* Start LISTED ENTRIES *

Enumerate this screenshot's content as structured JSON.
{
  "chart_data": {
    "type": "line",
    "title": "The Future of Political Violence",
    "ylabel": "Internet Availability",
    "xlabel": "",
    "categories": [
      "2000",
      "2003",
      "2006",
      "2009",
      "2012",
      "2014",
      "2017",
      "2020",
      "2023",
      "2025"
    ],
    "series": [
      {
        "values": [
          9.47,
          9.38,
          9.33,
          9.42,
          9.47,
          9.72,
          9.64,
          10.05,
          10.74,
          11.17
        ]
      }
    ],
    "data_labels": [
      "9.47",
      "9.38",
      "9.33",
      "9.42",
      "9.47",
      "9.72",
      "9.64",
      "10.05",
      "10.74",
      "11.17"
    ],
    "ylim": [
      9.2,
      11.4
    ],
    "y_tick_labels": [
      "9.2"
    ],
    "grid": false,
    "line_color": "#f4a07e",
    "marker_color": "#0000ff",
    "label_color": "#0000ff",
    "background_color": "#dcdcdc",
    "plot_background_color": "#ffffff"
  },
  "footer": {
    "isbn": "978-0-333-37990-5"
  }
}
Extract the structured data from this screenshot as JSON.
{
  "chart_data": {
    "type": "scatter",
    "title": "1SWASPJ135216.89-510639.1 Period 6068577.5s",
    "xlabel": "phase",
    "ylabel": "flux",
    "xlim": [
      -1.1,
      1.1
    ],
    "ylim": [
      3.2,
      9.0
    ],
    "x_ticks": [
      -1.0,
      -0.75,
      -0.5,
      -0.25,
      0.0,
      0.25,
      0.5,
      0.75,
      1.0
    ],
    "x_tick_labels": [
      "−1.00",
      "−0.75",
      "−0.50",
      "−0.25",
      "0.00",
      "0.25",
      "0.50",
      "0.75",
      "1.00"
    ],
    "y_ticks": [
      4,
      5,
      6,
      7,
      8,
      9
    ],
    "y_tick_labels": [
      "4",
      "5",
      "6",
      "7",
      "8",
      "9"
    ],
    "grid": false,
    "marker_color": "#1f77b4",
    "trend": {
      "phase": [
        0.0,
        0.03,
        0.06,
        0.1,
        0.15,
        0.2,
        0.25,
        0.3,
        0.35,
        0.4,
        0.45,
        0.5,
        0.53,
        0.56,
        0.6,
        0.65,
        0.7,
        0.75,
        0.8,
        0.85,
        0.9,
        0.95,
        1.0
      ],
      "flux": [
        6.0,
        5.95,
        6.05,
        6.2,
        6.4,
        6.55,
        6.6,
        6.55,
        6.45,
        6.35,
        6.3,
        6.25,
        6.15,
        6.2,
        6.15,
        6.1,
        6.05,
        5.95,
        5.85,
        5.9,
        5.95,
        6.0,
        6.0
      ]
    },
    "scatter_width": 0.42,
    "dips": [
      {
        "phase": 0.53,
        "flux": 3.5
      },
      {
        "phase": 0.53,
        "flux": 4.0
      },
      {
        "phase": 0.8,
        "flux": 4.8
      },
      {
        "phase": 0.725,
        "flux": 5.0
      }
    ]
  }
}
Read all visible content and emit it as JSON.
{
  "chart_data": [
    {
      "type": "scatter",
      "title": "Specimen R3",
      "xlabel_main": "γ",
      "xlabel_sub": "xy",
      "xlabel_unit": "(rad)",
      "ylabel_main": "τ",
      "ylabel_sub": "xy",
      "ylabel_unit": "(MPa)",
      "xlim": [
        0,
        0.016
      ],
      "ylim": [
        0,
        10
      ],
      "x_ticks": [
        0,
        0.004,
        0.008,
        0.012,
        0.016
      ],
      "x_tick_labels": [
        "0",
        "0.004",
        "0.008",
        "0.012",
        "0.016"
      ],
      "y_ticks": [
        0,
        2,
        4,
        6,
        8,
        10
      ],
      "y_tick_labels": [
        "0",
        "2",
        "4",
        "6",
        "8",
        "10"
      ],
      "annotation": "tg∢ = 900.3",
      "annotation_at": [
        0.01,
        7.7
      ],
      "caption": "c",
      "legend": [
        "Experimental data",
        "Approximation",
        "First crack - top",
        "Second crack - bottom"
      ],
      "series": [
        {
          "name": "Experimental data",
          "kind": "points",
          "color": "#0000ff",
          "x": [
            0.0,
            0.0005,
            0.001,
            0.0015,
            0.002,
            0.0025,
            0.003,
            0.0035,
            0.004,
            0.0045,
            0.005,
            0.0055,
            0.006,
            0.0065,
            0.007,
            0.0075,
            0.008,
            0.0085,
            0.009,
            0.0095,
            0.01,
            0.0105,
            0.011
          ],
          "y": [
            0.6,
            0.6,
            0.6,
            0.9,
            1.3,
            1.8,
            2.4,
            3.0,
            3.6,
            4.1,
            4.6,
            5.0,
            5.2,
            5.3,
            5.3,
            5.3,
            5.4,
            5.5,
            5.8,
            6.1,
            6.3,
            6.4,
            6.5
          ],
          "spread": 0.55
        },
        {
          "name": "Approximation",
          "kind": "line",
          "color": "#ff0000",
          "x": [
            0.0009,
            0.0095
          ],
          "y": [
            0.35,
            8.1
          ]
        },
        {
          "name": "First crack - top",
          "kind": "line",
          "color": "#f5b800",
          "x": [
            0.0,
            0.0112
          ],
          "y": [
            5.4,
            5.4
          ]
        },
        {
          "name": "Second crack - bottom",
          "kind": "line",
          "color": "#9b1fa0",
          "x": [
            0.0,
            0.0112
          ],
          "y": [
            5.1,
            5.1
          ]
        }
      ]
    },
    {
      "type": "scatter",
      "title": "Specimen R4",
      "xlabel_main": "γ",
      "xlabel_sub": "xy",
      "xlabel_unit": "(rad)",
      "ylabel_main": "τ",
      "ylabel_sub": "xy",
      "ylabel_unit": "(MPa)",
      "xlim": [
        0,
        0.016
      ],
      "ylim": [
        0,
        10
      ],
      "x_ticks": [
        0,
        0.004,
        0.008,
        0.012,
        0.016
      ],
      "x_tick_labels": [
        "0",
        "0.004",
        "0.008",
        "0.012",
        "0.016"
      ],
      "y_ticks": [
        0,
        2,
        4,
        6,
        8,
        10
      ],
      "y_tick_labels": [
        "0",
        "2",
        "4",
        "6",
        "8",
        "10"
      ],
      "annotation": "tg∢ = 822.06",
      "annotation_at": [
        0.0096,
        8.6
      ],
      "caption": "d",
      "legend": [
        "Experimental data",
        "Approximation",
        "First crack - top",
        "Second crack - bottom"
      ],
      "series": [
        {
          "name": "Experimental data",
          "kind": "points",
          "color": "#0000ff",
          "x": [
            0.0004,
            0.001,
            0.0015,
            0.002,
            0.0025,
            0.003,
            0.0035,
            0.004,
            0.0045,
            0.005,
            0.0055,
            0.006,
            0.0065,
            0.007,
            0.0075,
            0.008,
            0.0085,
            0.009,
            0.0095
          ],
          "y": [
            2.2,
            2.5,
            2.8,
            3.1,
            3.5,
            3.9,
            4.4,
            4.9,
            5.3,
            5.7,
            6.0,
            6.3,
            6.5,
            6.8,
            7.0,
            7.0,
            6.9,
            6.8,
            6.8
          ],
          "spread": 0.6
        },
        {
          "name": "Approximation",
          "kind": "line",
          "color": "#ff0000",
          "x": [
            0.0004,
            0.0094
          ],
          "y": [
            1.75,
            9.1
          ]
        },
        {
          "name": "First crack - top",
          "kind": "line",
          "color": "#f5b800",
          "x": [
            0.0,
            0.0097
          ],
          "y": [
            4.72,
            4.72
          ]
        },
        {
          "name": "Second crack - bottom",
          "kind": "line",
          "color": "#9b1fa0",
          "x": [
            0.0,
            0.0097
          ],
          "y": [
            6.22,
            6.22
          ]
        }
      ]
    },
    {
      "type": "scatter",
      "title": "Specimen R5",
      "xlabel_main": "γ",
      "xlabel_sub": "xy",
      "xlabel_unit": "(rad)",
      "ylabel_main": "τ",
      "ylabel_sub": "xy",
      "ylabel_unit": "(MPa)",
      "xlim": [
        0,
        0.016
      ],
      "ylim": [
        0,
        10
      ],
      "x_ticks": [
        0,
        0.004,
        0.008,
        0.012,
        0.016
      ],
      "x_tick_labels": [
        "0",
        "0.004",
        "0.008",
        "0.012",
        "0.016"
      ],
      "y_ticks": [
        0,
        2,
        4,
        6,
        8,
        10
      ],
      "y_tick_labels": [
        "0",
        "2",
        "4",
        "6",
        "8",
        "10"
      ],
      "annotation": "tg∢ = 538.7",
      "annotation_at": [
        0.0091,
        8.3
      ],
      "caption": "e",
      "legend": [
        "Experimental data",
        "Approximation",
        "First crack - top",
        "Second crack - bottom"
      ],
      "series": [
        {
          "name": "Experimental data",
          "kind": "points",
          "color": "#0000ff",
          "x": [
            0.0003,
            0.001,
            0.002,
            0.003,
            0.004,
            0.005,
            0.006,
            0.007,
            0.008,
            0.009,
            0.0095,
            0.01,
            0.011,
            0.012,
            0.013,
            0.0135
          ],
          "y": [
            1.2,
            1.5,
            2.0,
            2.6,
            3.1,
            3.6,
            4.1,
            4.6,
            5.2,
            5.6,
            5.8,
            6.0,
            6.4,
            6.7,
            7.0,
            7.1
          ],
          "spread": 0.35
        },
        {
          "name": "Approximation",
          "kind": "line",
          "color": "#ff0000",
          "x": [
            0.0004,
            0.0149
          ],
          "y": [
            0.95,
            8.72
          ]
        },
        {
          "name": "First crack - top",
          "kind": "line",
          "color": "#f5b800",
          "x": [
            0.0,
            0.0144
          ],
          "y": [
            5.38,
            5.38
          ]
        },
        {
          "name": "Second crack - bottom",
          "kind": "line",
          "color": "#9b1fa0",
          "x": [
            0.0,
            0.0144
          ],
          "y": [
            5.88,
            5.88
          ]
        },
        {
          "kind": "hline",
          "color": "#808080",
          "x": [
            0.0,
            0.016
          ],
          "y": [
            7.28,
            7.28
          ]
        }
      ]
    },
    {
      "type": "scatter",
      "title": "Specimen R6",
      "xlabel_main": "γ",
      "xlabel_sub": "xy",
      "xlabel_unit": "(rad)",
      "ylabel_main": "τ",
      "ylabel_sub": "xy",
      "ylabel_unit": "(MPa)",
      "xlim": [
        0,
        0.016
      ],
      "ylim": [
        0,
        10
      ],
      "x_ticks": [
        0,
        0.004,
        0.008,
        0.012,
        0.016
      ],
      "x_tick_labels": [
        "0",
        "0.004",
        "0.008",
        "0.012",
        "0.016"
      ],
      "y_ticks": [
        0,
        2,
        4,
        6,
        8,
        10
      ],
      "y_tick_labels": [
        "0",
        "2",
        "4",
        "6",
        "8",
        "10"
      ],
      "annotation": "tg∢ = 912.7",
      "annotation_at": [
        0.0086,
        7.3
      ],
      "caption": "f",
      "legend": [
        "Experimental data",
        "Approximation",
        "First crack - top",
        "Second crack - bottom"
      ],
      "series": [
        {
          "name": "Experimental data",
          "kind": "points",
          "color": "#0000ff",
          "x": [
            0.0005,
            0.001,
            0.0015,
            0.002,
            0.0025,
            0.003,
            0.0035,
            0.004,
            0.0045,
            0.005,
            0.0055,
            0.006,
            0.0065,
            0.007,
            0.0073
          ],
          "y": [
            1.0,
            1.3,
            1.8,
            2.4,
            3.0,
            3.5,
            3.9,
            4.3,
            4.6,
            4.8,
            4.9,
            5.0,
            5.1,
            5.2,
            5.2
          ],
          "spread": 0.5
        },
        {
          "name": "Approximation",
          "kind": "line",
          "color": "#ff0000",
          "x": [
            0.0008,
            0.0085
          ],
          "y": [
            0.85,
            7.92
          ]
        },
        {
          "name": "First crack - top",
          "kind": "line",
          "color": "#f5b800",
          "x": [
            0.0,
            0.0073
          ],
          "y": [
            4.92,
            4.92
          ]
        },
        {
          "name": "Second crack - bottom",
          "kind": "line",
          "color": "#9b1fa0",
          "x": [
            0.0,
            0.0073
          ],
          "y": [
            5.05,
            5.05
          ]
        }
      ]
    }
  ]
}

* End LISTED ENTRIES *

[WORK REQUIRED]
Count how many lines above include the word "title" and answer with that figure only.

[TASK ANSWER]
6